[start]

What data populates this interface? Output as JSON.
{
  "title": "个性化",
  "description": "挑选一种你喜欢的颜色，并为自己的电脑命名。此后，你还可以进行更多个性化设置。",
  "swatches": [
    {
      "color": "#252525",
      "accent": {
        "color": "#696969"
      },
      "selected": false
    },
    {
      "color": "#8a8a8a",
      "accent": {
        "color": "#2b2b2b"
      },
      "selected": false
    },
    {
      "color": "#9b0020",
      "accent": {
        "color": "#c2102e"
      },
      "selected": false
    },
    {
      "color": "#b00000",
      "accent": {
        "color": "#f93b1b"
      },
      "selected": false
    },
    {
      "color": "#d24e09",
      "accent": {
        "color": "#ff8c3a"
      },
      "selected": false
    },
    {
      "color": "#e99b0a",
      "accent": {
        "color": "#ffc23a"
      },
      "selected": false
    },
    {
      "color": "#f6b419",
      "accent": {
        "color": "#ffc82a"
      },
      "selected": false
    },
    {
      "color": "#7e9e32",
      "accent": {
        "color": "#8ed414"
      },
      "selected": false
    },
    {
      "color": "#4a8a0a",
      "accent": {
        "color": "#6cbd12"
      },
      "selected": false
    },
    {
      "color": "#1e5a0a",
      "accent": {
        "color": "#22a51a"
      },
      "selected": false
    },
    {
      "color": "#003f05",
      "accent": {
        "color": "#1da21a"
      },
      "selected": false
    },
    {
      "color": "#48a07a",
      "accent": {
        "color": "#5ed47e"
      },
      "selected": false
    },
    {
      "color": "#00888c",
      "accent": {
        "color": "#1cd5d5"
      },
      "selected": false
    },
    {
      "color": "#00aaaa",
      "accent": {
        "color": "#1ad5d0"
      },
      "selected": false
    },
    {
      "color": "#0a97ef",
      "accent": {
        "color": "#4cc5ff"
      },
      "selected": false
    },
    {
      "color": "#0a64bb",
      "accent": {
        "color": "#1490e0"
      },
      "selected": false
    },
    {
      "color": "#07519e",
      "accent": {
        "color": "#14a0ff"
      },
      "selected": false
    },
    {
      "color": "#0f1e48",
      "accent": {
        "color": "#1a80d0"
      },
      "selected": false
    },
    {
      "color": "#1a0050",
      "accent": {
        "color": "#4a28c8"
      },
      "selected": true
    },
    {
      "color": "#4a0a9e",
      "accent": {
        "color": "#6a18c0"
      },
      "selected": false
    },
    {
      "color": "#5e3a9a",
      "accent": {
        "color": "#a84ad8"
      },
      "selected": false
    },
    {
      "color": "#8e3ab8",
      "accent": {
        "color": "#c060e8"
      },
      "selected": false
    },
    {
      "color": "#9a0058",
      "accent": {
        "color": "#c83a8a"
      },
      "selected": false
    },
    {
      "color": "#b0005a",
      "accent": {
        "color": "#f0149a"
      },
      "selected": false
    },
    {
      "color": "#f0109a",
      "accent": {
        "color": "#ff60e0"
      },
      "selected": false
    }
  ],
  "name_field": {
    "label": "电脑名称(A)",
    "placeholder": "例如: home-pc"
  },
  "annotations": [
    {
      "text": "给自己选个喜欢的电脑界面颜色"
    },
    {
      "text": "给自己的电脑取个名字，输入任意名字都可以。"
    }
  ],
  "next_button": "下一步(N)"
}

[end]

- _Challenge_: Each line that holds the word "text" is to be copied.

- _Right answer_:
      "text": "给自己选个喜欢的电脑界面颜色"
      "text": "给自己的电脑取个名字，输入任意名字都可以。"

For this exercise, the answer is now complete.